Print the listing that follows, character for character.

─── Input ───

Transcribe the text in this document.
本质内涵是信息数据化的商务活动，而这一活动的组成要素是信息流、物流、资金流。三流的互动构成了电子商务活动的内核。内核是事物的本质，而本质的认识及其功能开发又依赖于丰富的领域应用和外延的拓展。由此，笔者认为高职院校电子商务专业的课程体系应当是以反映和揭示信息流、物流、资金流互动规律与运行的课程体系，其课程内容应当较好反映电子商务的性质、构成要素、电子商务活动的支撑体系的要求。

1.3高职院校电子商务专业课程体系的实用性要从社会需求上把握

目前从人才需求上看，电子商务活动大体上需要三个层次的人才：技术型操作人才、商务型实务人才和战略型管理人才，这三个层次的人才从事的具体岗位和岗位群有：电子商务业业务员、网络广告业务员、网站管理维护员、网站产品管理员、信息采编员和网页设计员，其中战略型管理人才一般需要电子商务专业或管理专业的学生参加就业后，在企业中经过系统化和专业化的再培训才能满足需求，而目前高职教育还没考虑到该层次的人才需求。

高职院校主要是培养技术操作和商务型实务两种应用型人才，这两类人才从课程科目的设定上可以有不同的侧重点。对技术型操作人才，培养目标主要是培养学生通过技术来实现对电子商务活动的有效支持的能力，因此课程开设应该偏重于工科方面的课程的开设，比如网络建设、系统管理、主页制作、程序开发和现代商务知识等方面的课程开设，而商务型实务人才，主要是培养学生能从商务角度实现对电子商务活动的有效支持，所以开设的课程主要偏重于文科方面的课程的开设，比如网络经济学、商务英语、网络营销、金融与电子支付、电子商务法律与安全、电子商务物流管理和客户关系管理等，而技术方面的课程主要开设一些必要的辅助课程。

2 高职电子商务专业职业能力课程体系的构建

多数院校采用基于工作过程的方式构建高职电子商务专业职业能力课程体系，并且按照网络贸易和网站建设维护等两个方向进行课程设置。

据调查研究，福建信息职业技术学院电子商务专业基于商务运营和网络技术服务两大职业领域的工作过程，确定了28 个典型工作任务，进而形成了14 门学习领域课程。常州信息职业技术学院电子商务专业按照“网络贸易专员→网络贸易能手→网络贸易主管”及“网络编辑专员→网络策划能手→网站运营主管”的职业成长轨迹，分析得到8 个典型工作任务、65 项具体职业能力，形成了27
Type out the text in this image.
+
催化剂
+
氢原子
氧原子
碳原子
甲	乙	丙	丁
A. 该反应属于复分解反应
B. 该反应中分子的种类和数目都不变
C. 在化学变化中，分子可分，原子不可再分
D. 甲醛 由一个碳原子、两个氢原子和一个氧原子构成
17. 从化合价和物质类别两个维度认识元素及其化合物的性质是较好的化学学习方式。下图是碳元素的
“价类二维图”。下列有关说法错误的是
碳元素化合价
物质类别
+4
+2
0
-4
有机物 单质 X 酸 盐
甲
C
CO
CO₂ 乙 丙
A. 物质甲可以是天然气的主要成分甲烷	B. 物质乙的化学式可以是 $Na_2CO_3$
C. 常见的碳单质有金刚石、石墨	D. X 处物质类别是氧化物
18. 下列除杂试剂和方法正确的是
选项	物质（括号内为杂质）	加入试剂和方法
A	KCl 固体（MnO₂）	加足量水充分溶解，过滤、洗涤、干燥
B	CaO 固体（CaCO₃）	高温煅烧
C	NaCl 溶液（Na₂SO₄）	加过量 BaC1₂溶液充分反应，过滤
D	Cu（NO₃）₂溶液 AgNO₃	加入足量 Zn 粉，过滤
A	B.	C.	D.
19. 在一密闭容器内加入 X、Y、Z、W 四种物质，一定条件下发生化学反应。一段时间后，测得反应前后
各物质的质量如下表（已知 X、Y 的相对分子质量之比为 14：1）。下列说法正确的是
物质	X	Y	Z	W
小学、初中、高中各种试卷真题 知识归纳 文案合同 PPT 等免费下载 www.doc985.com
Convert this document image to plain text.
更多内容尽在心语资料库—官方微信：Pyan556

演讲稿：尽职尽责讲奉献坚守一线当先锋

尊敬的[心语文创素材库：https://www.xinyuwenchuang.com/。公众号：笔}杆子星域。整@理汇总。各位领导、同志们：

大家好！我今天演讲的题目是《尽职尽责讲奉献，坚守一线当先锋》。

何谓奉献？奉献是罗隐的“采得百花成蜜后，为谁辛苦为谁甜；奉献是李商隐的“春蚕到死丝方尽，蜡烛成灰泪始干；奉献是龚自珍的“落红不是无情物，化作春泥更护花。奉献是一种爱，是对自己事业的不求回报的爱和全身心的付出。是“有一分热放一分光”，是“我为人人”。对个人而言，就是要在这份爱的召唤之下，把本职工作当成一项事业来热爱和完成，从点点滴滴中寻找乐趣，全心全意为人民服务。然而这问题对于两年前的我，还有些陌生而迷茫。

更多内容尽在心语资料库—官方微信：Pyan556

───

▶ **Result**
Transcribe the text in this document.
本质内涵是信息数据化的商务活动，而这一活动的组成要素是信息流、物流、资金流。三流的互动构成了电子商务活动的内核。内核是事物的本质，而本质的认识及其功能开发又依赖于丰富的领域应用和外延的拓展。由此，笔者认为高职院校电子商务专业的课程体系应当是以反映和揭示信息流、物流、资金流互动规律与运行的课程体系，其课程内容应当较好反映电子商务的性质、构成要素、电子商务活动的支撑体系的要求。

1.3高职院校电子商务专业课程体系的实用性要从社会需求上把握

目前从人才需求上看，电子商务活动大体上需要三个层次的人才：技术型操作人才、商务型实务人才和战略型管理人才，这三个层次的人才从事的具体岗位和岗位群有：电子商务业业务员、网络广告业务员、网站管理维护员、网站产品管理员、信息采编员和网页设计员，其中战略型管理人才一般需要电子商务专业或管理专业的学生参加就业后，在企业中经过系统化和专业化的再培训才能满足需求，而目前高职教育还没考虑到该层次的人才需求。

高职院校主要是培养技术操作和商务型实务两种应用型人才，这两类人才从课程科目的设定上可以有不同的侧重点。对技术型操作人才，培养目标主要是培养学生通过技术来实现对电子商务活动的有效支持的能力，因此课程开设应该偏重于工科方面的课程的开设，比如网络建设、系统管理、主页制作、程序开发和现代商务知识等方面的课程开设，而商务型实务人才，主要是培养学生能从商务角度实现对电子商务活动的有效支持，所以开设的课程主要偏重于文科方面的课程的开设，比如网络经济学、商务英语、网络营销、金融与电子支付、电子商务法律与安全、电子商务物流管理和客户关系管理等，而技术方面的课程主要开设一些必要的辅助课程。

2 高职电子商务专业职业能力课程体系的构建

多数院校采用基于工作过程的方式构建高职电子商务专业职业能力课程体系，并且按照网络贸易和网站建设维护等两个方向进行课程设置。

据调查研究，福建信息职业技术学院电子商务专业基于商务运营和网络技术服务两大职业领域的工作过程，确定了28 个典型工作任务，进而形成了14 门学习领域课程。常州信息职业技术学院电子商务专业按照“网络贸易专员→网络贸易能手→网络贸易主管”及“网络编辑专员→网络策划能手→网站运营主管”的职业成长轨迹，分析得到8 个典型工作任务、65 项具体职业能力，形成了27
Type out the text in this image.
+
催化剂
+
氢原子
氧原子
碳原子
甲	乙	丙	丁
A. 该反应属于复分解反应
B. 该反应中分子的种类和数目都不变
C. 在化学变化中，分子可分，原子不可再分
D. 甲醛 由一个碳原子、两个氢原子和一个氧原子构成
17. 从化合价和物质类别两个维度认识元素及其化合物的性质是较好的化学学习方式。下图是碳元素的
“价类二维图”。下列有关说法错误的是
碳元素化合价
物质类别
+4
+2
0
-4
有机物 单质 X 酸 盐
甲
C
CO
CO₂ 乙 丙
A. 物质甲可以是天然气的主要成分甲烷	B. 物质乙的化学式可以是 $Na_2CO_3$
C. 常见的碳单质有金刚石、石墨	D. X 处物质类别是氧化物
18. 下列除杂试剂和方法正确的是
选项	物质（括号内为杂质）	加入试剂和方法
A	KCl 固体（MnO₂）	加足量水充分溶解，过滤、洗涤、干燥
B	CaO 固体（CaCO₃）	高温煅烧
C	NaCl 溶液（Na₂SO₄）	加过量 BaC1₂溶液充分反应，过滤
D	Cu（NO₃）₂溶液 AgNO₃	加入足量 Zn 粉，过滤
A	B.	C.	D.
19. 在一密闭容器内加入 X、Y、Z、W 四种物质，一定条件下发生化学反应。一段时间后，测得反应前后
各物质的质量如下表（已知 X、Y 的相对分子质量之比为 14：1）。下列说法正确的是
物质	X	Y	Z	W
小学、初中、高中各种试卷真题 知识归纳 文案合同 PPT 等免费下载 www.doc985.com
Convert this document image to plain text.
更多内容尽在心语资料库—官方微信：Pyan556

演讲稿：尽职尽责讲奉献坚守一线当先锋

尊敬的[心语文创素材库：https://www.xinyuwenchuang.com/。公众号：笔}杆子星域。整@理汇总。各位领导、同志们：

大家好！我今天演讲的题目是《尽职尽责讲奉献，坚守一线当先锋》。

何谓奉献？奉献是罗隐的“采得百花成蜜后，为谁辛苦为谁甜；奉献是李商隐的“春蚕到死丝方尽，蜡烛成灰泪始干；奉献是龚自珍的“落红不是无情物，化作春泥更护花。奉献是一种爱，是对自己事业的不求回报的爱和全身心的付出。是“有一分热放一分光”，是“我为人人”。对个人而言，就是要在这份爱的召唤之下，把本职工作当成一项事业来热爱和完成，从点点滴滴中寻找乐趣，全心全意为人民服务。然而这问题对于两年前的我，还有些陌生而迷茫。

更多内容尽在心语资料库—官方微信：Pyan556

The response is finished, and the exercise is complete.